• _DIRECTIVE_: Leave out the images; return the rest of the data exactly.

--------

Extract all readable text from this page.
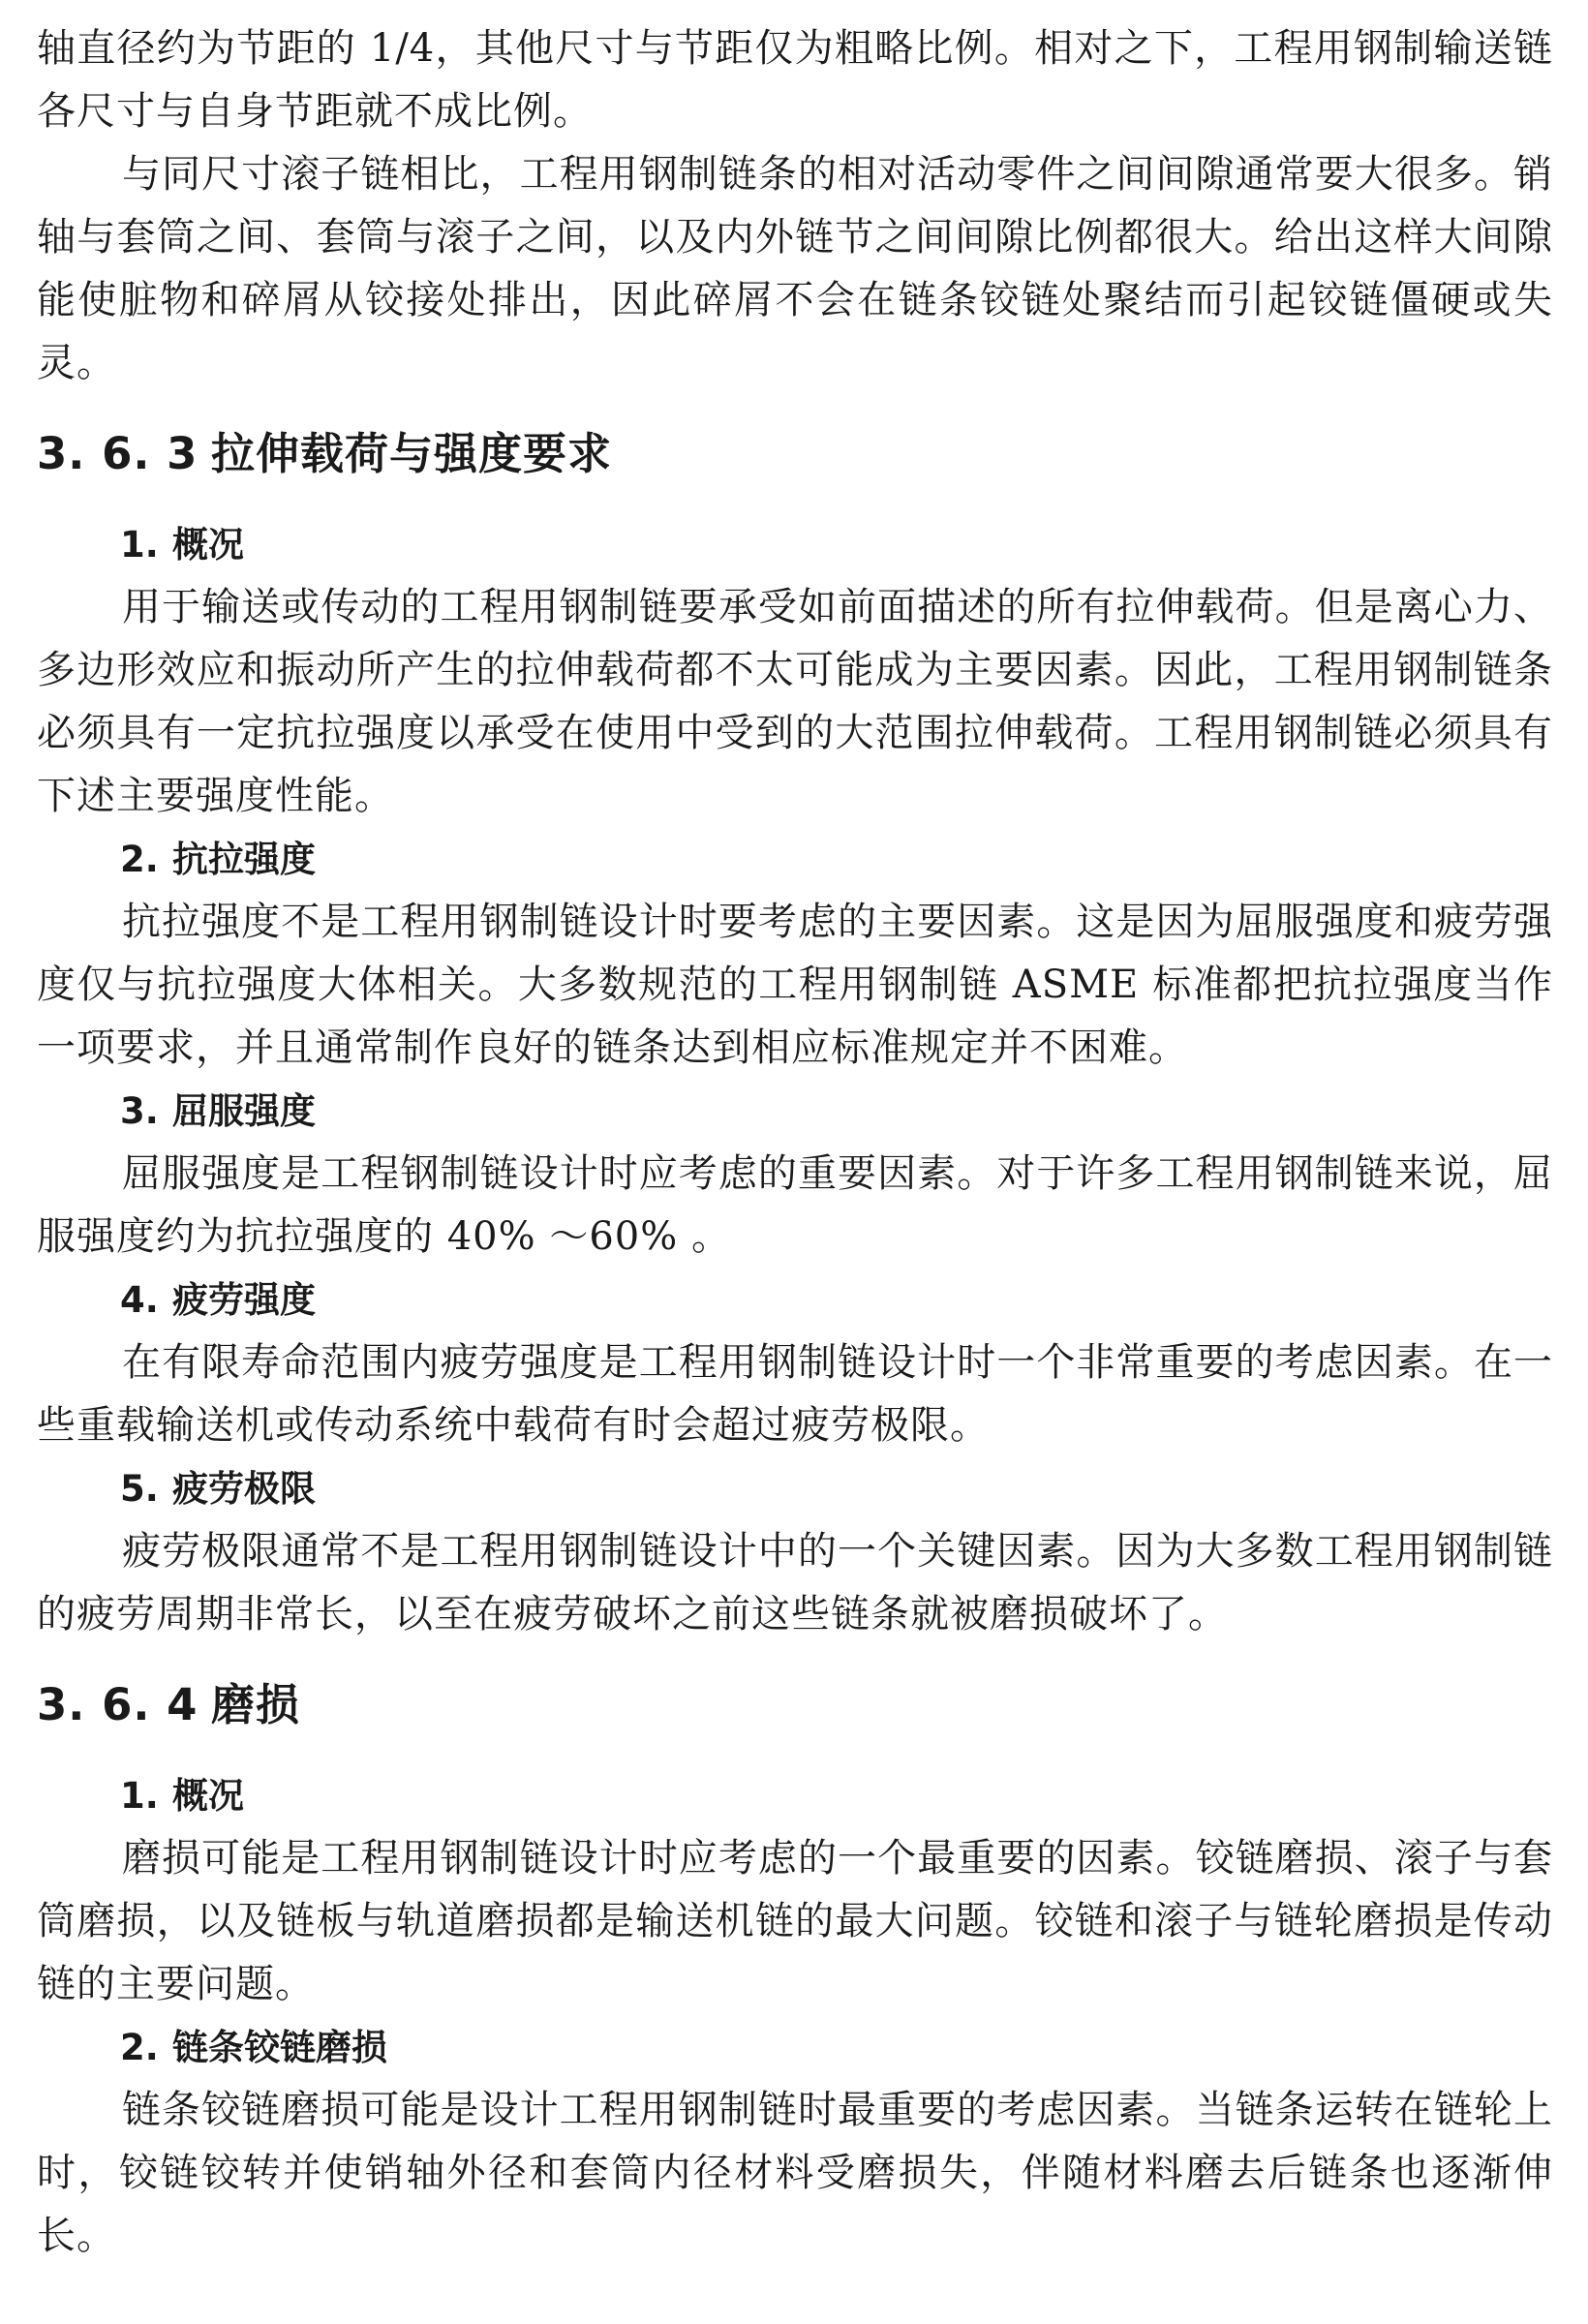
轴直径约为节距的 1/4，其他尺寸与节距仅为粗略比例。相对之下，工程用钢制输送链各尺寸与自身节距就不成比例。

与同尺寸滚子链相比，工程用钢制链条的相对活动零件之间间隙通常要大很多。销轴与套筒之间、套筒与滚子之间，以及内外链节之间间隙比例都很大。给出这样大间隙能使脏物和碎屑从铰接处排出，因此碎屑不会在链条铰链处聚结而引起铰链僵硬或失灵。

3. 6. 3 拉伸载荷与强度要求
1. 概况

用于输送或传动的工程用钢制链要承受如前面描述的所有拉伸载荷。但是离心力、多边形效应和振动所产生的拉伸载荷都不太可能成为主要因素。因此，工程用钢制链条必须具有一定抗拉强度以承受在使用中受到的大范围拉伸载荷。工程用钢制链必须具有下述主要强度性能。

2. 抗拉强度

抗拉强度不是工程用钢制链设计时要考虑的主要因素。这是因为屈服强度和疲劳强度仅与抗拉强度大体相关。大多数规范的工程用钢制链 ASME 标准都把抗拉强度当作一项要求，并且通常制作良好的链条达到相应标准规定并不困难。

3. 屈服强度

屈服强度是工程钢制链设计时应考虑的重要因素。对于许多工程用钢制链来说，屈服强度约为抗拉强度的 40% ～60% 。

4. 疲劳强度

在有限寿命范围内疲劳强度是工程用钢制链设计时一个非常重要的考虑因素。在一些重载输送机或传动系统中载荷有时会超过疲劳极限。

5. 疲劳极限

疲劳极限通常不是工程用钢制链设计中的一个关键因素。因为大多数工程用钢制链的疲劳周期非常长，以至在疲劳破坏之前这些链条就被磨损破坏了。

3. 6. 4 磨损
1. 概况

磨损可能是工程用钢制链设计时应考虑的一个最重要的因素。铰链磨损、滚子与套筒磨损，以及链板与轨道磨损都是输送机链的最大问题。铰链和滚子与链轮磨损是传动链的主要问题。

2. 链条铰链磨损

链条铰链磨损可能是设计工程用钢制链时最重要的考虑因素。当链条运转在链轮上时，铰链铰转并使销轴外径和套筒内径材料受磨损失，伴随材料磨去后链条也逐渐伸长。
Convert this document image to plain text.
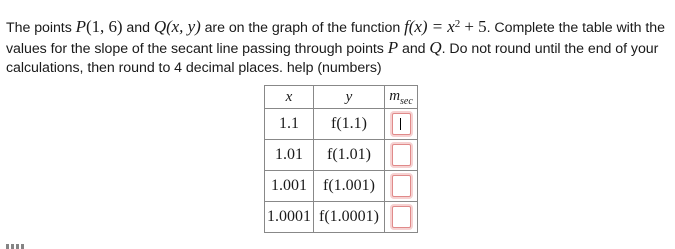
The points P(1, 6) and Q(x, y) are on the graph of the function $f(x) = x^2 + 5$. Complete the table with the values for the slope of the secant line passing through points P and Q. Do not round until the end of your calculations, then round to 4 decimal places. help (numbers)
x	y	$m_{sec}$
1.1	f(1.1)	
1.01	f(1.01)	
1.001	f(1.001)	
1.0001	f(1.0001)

--------

• _RESULT OF THIS TASK_:
Extract all readable text from this page.
轴直径约为节距的 1/4，其他尺寸与节距仅为粗略比例。相对之下，工程用钢制输送链各尺寸与自身节距就不成比例。

与同尺寸滚子链相比，工程用钢制链条的相对活动零件之间间隙通常要大很多。销轴与套筒之间、套筒与滚子之间，以及内外链节之间间隙比例都很大。给出这样大间隙能使脏物和碎屑从铰接处排出，因此碎屑不会在链条铰链处聚结而引起铰链僵硬或失灵。

3. 6. 3 拉伸载荷与强度要求
1. 概况

用于输送或传动的工程用钢制链要承受如前面描述的所有拉伸载荷。但是离心力、多边形效应和振动所产生的拉伸载荷都不太可能成为主要因素。因此，工程用钢制链条必须具有一定抗拉强度以承受在使用中受到的大范围拉伸载荷。工程用钢制链必须具有下述主要强度性能。

2. 抗拉强度

抗拉强度不是工程用钢制链设计时要考虑的主要因素。这是因为屈服强度和疲劳强度仅与抗拉强度大体相关。大多数规范的工程用钢制链 ASME 标准都把抗拉强度当作一项要求，并且通常制作良好的链条达到相应标准规定并不困难。

3. 屈服强度

屈服强度是工程钢制链设计时应考虑的重要因素。对于许多工程用钢制链来说，屈服强度约为抗拉强度的 40% ～60% 。

4. 疲劳强度

在有限寿命范围内疲劳强度是工程用钢制链设计时一个非常重要的考虑因素。在一些重载输送机或传动系统中载荷有时会超过疲劳极限。

5. 疲劳极限

疲劳极限通常不是工程用钢制链设计中的一个关键因素。因为大多数工程用钢制链的疲劳周期非常长，以至在疲劳破坏之前这些链条就被磨损破坏了。

3. 6. 4 磨损
1. 概况

磨损可能是工程用钢制链设计时应考虑的一个最重要的因素。铰链磨损、滚子与套筒磨损，以及链板与轨道磨损都是输送机链的最大问题。铰链和滚子与链轮磨损是传动链的主要问题。

2. 链条铰链磨损

链条铰链磨损可能是设计工程用钢制链时最重要的考虑因素。当链条运转在链轮上时，铰链铰转并使销轴外径和套筒内径材料受磨损失，伴随材料磨去后链条也逐渐伸长。
Convert this document image to plain text.
The points P(1, 6) and Q(x, y) are on the graph of the function $f(x) = x^2 + 5$. Complete the table with the values for the slope of the secant line passing through points P and Q. Do not round until the end of your calculations, then round to 4 decimal places. help (numbers)
x	y	$m_{sec}$
1.1	f(1.1)	
1.01	f(1.01)	
1.001	f(1.001)	
1.0001	f(1.0001)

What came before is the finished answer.